• **PROVIDED PASSAGE**
++++
Nearly all pathways to meeting the Paris Agreement’s highest ambition of keeping global temperatures to 1.5C above pre-industrial levels in 2100 involve CDR techniques – ranging from tree-planting to sucking CO2 from air with machines.
This is in addition to steep and immediate emissions cuts.
Scientists expect carbon emissions to push warming beyond 1.5C in the decade ahead, meaning that the target can only be achieved “from above” via large-scale CDR that brings down global temperatures.
These temperature trajectories are known as “overshoot” pathways.
The third “state of CDR” report, written by more than 50 scientists, says that countries’ current CDR plans would fall short of what is needed to limit warming to 1.5C by more than 5bn tonnes of CO2 (GtCO2) per year by 2050.
Global CDR would have to increase fourfold – from 2.2GtCO2 in 2026 to 8.75GtCO2 by 2050 – to have a chance of meeting the 1.5C target by 2100, according to the report.
It adds that deploying CDR can be a “gradual process”, making the period 2026-30 “crucial” for “establishing CDR’s role in limiting climate damages” in the future.
Below, Carbon Brief covers the key findings of the third state of CDR report. (This follows from Carbon Brief’s coverage of the first report in 2023 and second report in 2024.)
- What is CDR?
- What are current levels of CDR?
- How much CDR is needed to reach net-zero goals?
- What does the science say about the potential and costs of CDR?
- What have governments pledged on CDR?
- What is the current funding and research landscape for CDR?
- How is policy impacting CDR demand?
What is CDR?
According to the report, the definition of CDR is:
“Human activities capturing CO2 from the atmosphere and storing it durably in geological, terrestrial or ocean reservoirs, or in products. This includes human enhancement of natural removal processes but excludes natural uptake not directly caused by anthropogenic [human-caused] activities.”
In addition to this, the report includes “three key principles” for CDR, which are:
- The captured CO2 must come from the atmosphere, not from “fossil sources”.
- The subsequent storage “must be durable”, so that the CO2 is not soon reintroduced to the atmosphere.
- The removal must result from human intervention that is in addition to Earth’s natural processes.
In this report, a CDR method is considered durable if it is able to lock up carbon for “decades or more”.
The report classifies CDR techniques as either “conventional” or “novel”.
“Convential” CDR techniques are “well established, already deployed at scale and widely reported by countries as part of [land-use] activities”.
The methods included in this group are tree-planting, ecosystem restoration, agroforestry (trees in agriculture), improving soil carbon in croplands and natural lands, and durable wood production.
“Novel” CDR techniques have “lower level of readiness for deployment and, as a consequence, are currently deployed at smaller scales”, says the report.
Some examples of different CDR methods are listed on the graphic below.
The graphic also shows whether carbon is captured through biological or chemical processes, as well as how “ready” the method is and for how long it can store carbon, among other features.
The report says that CDR is “needed alongside deep and rapid emissions reductions” to give Earth a chance of limiting global warming to 1.5C. It continues:
“It should play a smaller role than emissions reductions given uncertainty around the feasible levels of scaling, sustainability limits, storage availability and the risk of reversal, among other constraints.
++++
• **Excerpts from a dataset**
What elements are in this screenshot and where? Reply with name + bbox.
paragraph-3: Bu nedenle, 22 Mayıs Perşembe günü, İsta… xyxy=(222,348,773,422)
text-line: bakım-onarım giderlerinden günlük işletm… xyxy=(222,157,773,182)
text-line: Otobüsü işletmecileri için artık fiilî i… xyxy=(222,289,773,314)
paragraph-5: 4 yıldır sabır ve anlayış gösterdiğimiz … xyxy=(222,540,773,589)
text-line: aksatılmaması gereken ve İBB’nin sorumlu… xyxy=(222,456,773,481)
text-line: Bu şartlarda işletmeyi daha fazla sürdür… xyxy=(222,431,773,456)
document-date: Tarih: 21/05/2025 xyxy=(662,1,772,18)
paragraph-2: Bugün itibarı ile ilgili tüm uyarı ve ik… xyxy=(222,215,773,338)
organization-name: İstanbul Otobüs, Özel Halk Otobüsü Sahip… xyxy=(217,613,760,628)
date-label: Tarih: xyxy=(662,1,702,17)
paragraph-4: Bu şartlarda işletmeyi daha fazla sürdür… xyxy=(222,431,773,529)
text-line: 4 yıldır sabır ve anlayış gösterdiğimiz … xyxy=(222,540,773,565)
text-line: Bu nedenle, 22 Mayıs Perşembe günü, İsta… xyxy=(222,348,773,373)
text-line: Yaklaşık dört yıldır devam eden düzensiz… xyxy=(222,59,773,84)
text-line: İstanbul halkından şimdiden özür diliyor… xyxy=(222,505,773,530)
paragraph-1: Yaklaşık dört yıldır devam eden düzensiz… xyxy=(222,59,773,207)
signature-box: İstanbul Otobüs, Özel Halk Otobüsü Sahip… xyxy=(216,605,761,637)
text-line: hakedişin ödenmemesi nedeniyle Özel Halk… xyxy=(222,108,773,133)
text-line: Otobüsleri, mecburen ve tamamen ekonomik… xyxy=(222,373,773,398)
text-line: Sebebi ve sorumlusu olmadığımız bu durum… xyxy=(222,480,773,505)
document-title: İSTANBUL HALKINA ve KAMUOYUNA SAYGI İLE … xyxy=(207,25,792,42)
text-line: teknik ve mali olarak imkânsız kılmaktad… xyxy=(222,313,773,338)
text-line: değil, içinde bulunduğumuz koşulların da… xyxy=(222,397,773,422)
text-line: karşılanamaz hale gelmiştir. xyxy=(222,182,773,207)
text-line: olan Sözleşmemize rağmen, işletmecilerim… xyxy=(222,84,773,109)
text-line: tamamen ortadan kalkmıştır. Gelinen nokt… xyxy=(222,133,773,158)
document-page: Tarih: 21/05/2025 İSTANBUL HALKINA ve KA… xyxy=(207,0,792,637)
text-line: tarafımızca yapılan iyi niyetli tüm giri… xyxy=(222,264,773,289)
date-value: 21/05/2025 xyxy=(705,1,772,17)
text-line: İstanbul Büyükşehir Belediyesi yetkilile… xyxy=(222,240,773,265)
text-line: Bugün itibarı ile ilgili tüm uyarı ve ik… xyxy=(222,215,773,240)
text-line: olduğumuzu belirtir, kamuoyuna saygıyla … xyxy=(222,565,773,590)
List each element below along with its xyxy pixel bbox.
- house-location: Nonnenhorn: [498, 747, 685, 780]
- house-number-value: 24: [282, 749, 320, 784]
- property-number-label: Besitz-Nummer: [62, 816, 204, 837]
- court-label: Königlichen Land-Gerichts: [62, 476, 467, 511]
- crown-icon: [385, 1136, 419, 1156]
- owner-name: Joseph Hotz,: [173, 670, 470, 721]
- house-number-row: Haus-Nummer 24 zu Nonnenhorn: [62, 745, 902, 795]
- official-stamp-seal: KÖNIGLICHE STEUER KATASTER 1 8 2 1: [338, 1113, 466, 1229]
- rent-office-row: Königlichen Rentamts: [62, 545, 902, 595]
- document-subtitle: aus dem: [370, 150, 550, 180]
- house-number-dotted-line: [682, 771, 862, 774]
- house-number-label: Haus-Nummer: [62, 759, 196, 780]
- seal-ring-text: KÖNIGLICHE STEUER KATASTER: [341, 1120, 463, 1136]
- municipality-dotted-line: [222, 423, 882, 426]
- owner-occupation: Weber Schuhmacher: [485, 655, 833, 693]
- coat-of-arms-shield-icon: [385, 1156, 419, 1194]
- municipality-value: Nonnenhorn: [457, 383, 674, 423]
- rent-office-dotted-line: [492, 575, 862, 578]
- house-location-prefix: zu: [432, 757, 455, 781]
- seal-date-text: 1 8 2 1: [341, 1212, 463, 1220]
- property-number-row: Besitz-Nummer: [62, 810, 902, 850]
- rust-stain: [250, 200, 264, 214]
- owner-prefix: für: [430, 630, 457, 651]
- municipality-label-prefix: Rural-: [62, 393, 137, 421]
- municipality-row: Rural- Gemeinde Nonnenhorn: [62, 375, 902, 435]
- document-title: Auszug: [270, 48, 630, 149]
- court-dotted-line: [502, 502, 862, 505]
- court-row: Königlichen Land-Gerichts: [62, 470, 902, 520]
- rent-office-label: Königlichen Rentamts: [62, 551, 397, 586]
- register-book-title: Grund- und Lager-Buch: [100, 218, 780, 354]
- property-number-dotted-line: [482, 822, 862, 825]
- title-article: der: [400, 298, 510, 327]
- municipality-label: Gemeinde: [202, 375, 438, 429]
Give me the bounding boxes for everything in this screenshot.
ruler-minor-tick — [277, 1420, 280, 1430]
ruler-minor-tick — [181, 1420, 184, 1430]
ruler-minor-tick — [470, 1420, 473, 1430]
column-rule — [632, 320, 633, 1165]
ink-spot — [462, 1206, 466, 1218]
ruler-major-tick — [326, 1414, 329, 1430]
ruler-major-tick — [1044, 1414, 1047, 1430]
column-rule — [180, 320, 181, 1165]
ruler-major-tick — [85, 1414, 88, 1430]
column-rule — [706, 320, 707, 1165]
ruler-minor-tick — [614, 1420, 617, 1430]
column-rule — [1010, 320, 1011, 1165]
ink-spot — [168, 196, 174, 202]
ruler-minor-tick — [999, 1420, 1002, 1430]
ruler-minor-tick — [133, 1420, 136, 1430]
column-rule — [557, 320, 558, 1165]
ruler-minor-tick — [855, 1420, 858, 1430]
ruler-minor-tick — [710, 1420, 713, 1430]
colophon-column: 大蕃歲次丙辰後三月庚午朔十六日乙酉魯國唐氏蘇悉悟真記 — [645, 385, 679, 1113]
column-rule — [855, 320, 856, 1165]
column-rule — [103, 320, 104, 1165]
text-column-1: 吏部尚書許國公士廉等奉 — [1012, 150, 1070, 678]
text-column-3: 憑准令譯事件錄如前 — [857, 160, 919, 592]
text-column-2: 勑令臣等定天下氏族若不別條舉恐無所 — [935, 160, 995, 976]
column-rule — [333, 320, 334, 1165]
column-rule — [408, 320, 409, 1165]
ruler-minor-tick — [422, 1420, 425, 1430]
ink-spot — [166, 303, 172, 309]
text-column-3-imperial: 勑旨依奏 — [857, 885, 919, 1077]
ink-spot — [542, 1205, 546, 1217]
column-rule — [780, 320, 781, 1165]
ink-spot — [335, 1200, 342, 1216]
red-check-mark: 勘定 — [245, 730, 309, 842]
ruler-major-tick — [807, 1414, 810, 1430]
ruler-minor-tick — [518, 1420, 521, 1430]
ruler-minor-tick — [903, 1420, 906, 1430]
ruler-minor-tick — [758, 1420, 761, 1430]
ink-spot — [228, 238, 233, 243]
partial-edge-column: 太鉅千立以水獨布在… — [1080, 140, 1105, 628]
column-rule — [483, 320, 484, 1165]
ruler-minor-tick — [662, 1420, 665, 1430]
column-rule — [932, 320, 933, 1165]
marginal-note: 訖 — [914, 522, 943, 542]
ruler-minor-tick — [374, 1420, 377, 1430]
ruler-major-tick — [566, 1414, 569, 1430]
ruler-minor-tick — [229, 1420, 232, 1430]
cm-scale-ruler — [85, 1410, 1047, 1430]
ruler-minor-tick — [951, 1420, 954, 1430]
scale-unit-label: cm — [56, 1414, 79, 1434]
++++
• **TASKS FOR THIS EXERCISE**
a. Based on the CDR article, decide whether each statement agrees with it: (i) the third report was written by more than 50 scientists; (ii) a CDR method counts as durable only if it locks up carbon for at least a century; (iii) CDR should play a larger role than emissions reductions. Answer yes or no for each, quoting the deciding words from the article.
b. Copy word for word the stretch of the CDR article from "Scientists expect carbon" through "in the future.".
The rows come from a separate source and are unrelated to the CDR article.

• **RESULTS OF THE EXERCISE**
a.
(i) Yes: "written by more than 50 scientists"
(ii) No: "a CDR method is considered durable if it is able to lock up carbon for “decades or more”"
(iii) No: "It should play a smaller role than emissions reductions"

b.
Scientists expect carbon emissions to push warming beyond 1.5C in the decade ahead, meaning that the target can only be achieved “from above” via large-scale CDR that brings down global temperatures.
These temperature trajectories are known as “overshoot” pathways.
The third “state of CDR” report, written by more than 50 scientists, says that countries’ current CDR plans would fall short of what is needed to limit warming to 1.5C by more than 5bn tonnes of CO2 (GtCO2) per year by 2050.
Global CDR would have to increase fourfold – from 2.2GtCO2 in 2026 to 8.75GtCO2 by 2050 – to have a chance of meeting the 1.5C target by 2100, according to the report.
It adds that deploying CDR can be a “gradual process”, making the period 2026-30 “crucial” for “establishing CDR’s role in limiting climate damages” in the future.